**EXERCISE**: Tally the lines of the records that contain the string "title", then give the total and nothing more.

[Extracts from a graphics dataset]
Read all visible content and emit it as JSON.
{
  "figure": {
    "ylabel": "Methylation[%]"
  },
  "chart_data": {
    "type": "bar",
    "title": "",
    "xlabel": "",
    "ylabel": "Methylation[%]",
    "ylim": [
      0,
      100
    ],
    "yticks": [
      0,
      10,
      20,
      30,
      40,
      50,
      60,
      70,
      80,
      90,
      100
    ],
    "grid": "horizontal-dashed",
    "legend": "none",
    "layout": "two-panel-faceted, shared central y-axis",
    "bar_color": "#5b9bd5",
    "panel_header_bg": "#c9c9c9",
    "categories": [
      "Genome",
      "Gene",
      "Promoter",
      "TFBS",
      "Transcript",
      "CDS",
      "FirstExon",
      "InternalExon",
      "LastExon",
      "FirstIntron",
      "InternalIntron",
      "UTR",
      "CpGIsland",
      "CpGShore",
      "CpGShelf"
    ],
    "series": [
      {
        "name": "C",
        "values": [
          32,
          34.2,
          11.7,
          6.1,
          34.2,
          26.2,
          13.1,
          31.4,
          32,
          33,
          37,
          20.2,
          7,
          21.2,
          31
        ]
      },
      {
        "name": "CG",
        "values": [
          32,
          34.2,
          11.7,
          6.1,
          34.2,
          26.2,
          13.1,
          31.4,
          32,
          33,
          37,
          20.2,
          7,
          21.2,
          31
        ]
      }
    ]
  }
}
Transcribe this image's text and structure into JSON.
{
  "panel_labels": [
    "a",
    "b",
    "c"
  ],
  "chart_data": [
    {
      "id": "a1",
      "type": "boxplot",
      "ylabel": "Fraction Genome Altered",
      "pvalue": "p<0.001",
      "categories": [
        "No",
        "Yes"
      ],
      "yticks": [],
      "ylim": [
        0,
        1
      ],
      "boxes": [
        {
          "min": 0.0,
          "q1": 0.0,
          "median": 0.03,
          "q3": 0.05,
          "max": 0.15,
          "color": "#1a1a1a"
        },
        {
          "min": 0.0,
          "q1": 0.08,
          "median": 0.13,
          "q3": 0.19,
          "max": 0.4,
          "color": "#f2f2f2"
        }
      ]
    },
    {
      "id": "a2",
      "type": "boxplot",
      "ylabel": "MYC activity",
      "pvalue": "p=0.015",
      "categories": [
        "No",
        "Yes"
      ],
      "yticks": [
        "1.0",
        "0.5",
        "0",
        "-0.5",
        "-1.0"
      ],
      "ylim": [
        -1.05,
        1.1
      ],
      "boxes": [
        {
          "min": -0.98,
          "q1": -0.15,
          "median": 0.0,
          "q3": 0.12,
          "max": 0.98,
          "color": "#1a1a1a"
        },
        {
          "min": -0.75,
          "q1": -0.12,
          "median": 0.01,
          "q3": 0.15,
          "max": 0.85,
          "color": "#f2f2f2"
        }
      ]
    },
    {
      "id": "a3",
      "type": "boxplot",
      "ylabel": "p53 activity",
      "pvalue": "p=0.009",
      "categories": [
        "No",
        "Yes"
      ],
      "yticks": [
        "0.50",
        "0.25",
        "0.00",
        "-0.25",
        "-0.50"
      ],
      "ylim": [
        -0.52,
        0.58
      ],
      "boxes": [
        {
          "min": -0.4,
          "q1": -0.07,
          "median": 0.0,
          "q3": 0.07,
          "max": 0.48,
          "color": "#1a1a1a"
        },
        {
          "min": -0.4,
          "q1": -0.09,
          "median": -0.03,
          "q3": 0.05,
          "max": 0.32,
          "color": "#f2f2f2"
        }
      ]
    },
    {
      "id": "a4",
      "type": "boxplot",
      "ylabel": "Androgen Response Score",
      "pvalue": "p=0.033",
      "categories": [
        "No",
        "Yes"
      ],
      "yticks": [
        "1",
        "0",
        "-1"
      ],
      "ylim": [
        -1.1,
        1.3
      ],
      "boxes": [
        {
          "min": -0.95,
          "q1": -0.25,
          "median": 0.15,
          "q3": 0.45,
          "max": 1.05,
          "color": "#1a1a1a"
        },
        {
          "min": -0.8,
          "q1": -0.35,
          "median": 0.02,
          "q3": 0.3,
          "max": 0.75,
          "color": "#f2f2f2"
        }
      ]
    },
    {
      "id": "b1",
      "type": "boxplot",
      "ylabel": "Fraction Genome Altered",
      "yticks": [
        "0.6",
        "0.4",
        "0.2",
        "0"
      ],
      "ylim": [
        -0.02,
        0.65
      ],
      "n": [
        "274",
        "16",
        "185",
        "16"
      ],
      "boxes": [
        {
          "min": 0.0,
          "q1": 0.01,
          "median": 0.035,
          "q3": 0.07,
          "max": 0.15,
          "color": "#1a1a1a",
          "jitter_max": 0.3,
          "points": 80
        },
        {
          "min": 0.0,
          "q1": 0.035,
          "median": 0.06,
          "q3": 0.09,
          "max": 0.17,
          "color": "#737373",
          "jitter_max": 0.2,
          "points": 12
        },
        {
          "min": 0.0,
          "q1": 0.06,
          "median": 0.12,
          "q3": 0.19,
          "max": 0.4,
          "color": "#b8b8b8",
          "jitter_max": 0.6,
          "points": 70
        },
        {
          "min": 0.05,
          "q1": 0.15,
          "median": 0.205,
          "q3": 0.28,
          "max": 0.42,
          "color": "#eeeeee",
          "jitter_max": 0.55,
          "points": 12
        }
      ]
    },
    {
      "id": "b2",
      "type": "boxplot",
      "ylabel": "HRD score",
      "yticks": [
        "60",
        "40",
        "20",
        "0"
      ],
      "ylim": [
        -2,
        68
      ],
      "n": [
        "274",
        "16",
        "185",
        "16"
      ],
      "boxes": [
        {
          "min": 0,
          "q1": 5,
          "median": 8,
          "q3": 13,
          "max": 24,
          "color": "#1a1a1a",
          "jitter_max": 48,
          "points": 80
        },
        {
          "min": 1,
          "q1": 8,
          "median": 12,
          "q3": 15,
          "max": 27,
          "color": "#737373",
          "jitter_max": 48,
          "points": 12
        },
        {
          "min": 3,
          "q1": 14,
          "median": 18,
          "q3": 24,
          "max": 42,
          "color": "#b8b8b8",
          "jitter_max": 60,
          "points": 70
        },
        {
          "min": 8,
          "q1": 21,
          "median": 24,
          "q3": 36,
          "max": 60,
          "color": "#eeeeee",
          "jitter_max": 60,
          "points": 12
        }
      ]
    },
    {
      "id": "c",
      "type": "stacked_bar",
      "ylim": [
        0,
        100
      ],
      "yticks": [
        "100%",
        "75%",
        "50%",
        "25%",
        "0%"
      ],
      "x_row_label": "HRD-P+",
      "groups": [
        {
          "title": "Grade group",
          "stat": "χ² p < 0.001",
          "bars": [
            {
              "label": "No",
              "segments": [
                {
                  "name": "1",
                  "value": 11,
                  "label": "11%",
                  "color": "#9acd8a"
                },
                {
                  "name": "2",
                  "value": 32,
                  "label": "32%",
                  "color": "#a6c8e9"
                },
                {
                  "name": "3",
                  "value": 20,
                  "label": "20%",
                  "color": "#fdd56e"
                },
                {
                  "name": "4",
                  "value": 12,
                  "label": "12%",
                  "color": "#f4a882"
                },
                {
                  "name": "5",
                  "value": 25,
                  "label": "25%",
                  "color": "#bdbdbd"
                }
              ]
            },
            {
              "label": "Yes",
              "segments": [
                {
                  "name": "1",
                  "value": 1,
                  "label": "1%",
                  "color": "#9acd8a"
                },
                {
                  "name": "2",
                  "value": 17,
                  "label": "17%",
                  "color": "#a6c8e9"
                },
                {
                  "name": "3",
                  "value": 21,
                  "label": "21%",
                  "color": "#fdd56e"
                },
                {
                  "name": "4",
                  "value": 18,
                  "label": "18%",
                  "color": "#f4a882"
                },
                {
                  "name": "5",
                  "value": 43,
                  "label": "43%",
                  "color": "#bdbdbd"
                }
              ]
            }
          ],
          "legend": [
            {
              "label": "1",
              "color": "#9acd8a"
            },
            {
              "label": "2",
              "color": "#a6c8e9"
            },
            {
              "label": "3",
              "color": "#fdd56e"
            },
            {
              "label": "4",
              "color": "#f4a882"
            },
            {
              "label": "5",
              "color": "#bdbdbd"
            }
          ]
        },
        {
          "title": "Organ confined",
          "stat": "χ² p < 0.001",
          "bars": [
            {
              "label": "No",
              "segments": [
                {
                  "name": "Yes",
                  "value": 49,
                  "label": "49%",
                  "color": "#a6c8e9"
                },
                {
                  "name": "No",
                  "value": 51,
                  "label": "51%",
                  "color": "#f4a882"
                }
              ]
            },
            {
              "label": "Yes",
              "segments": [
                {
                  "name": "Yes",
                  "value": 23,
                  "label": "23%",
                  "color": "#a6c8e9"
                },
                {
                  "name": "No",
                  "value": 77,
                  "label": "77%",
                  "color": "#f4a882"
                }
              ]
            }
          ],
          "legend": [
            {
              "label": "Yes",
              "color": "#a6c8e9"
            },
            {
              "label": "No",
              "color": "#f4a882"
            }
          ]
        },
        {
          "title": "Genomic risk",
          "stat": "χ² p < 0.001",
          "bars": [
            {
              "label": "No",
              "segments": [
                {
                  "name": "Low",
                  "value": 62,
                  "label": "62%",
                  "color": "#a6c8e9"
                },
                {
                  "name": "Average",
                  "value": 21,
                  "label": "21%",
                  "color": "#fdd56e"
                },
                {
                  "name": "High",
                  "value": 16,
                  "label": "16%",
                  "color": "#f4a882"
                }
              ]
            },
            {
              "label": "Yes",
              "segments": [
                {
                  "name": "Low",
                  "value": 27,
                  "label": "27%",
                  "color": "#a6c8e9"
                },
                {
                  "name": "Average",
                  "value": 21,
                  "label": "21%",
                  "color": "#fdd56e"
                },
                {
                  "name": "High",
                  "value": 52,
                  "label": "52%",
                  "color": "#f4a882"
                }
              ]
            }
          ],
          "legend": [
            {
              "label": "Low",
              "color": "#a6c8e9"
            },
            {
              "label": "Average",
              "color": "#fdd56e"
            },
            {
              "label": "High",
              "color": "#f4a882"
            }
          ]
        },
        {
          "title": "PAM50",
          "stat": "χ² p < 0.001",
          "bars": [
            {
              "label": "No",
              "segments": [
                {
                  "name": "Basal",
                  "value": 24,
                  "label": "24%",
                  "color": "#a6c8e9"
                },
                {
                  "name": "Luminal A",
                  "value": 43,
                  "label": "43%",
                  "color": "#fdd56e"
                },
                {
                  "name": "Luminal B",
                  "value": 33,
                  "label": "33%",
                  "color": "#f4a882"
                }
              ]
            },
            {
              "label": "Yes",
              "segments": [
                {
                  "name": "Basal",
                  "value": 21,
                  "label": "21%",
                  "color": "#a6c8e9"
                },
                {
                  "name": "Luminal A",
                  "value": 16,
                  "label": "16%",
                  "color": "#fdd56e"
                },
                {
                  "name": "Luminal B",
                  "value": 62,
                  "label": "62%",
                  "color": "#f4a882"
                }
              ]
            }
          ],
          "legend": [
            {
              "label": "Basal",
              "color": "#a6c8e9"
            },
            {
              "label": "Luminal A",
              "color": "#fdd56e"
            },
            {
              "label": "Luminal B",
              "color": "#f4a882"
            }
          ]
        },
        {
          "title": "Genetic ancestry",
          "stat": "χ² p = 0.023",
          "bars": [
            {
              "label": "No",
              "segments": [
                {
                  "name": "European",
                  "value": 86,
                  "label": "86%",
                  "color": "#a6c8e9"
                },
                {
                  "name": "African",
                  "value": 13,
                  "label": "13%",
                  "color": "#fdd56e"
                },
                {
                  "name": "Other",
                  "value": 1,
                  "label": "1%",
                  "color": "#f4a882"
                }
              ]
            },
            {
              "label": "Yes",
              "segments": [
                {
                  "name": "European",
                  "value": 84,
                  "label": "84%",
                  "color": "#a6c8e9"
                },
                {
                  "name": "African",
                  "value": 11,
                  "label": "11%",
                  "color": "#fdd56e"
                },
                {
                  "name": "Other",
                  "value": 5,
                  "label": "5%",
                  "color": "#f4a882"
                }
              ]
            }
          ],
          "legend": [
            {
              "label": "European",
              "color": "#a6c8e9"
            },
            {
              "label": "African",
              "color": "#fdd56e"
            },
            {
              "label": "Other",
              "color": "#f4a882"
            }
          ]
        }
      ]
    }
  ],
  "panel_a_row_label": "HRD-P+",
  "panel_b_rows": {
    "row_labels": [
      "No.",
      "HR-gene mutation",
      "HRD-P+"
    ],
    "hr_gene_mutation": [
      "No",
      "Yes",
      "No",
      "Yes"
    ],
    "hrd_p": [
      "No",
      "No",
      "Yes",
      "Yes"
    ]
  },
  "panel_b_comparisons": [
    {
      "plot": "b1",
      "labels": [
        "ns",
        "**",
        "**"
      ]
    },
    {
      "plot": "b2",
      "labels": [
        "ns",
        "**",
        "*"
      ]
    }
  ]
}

**ANSWER BOX**: 6